[Requirements]
Please return the full listing below without altering anything.

[Stored data]

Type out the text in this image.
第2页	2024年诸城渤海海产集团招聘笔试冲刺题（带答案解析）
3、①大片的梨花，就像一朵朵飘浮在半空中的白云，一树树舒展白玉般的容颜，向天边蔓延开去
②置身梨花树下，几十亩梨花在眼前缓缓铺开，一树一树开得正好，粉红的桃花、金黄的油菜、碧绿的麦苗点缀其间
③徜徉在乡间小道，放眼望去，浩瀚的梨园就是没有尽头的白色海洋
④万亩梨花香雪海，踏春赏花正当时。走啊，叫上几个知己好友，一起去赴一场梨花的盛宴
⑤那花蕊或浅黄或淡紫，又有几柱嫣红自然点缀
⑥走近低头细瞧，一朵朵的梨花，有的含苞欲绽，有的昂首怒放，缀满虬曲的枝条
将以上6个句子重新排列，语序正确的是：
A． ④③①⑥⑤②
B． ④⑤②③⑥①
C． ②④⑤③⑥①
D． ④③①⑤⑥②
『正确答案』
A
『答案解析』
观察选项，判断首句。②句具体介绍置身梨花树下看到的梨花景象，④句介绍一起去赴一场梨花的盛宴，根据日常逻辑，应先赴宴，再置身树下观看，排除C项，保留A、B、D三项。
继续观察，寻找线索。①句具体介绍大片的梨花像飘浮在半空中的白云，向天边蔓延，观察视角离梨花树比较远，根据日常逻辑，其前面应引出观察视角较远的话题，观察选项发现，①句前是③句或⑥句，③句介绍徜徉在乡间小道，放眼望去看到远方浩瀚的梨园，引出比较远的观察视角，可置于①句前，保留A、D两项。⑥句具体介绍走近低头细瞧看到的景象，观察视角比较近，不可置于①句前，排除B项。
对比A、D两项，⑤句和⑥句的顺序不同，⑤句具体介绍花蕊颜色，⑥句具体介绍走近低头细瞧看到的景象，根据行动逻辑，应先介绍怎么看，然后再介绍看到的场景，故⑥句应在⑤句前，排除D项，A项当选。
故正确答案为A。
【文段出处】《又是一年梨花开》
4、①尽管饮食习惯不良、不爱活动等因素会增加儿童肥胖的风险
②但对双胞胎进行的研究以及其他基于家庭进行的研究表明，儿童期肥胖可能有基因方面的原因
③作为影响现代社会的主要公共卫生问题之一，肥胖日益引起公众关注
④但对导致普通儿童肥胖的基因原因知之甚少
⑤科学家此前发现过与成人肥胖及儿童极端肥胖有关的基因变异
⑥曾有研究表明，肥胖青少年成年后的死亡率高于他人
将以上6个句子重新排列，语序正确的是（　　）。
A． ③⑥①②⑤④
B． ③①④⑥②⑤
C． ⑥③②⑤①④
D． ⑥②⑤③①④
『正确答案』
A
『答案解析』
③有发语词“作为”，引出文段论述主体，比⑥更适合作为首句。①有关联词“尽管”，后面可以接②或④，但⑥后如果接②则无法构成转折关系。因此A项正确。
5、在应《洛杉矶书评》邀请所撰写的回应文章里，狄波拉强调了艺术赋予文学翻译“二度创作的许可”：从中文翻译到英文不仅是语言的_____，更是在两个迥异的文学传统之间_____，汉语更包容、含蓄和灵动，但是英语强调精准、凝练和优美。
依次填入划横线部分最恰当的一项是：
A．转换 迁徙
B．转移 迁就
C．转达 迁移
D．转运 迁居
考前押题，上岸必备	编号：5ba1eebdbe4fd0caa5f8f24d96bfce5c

[Solution to the problem]
Type out the text in this image.
第2页	2024年诸城渤海海产集团招聘笔试冲刺题（带答案解析）
3、①大片的梨花，就像一朵朵飘浮在半空中的白云，一树树舒展白玉般的容颜，向天边蔓延开去
②置身梨花树下，几十亩梨花在眼前缓缓铺开，一树一树开得正好，粉红的桃花、金黄的油菜、碧绿的麦苗点缀其间
③徜徉在乡间小道，放眼望去，浩瀚的梨园就是没有尽头的白色海洋
④万亩梨花香雪海，踏春赏花正当时。走啊，叫上几个知己好友，一起去赴一场梨花的盛宴
⑤那花蕊或浅黄或淡紫，又有几柱嫣红自然点缀
⑥走近低头细瞧，一朵朵的梨花，有的含苞欲绽，有的昂首怒放，缀满虬曲的枝条
将以上6个句子重新排列，语序正确的是：
A． ④③①⑥⑤②
B． ④⑤②③⑥①
C． ②④⑤③⑥①
D． ④③①⑤⑥②
『正确答案』
A
『答案解析』
观察选项，判断首句。②句具体介绍置身梨花树下看到的梨花景象，④句介绍一起去赴一场梨花的盛宴，根据日常逻辑，应先赴宴，再置身树下观看，排除C项，保留A、B、D三项。
继续观察，寻找线索。①句具体介绍大片的梨花像飘浮在半空中的白云，向天边蔓延，观察视角离梨花树比较远，根据日常逻辑，其前面应引出观察视角较远的话题，观察选项发现，①句前是③句或⑥句，③句介绍徜徉在乡间小道，放眼望去看到远方浩瀚的梨园，引出比较远的观察视角，可置于①句前，保留A、D两项。⑥句具体介绍走近低头细瞧看到的景象，观察视角比较近，不可置于①句前，排除B项。
对比A、D两项，⑤句和⑥句的顺序不同，⑤句具体介绍花蕊颜色，⑥句具体介绍走近低头细瞧看到的景象，根据行动逻辑，应先介绍怎么看，然后再介绍看到的场景，故⑥句应在⑤句前，排除D项，A项当选。
故正确答案为A。
【文段出处】《又是一年梨花开》
4、①尽管饮食习惯不良、不爱活动等因素会增加儿童肥胖的风险
②但对双胞胎进行的研究以及其他基于家庭进行的研究表明，儿童期肥胖可能有基因方面的原因
③作为影响现代社会的主要公共卫生问题之一，肥胖日益引起公众关注
④但对导致普通儿童肥胖的基因原因知之甚少
⑤科学家此前发现过与成人肥胖及儿童极端肥胖有关的基因变异
⑥曾有研究表明，肥胖青少年成年后的死亡率高于他人
将以上6个句子重新排列，语序正确的是（　　）。
A． ③⑥①②⑤④
B． ③①④⑥②⑤
C． ⑥③②⑤①④
D． ⑥②⑤③①④
『正确答案』
A
『答案解析』
③有发语词“作为”，引出文段论述主体，比⑥更适合作为首句。①有关联词“尽管”，后面可以接②或④，但⑥后如果接②则无法构成转折关系。因此A项正确。
5、在应《洛杉矶书评》邀请所撰写的回应文章里，狄波拉强调了艺术赋予文学翻译“二度创作的许可”：从中文翻译到英文不仅是语言的_____，更是在两个迥异的文学传统之间_____，汉语更包容、含蓄和灵动，但是英语强调精准、凝练和优美。
依次填入划横线部分最恰当的一项是：
A．转换 迁徙
B．转移 迁就
C．转达 迁移
D．转运 迁居
考前押题，上岸必备	编号：5ba1eebdbe4fd0caa5f8f24d96bfce5c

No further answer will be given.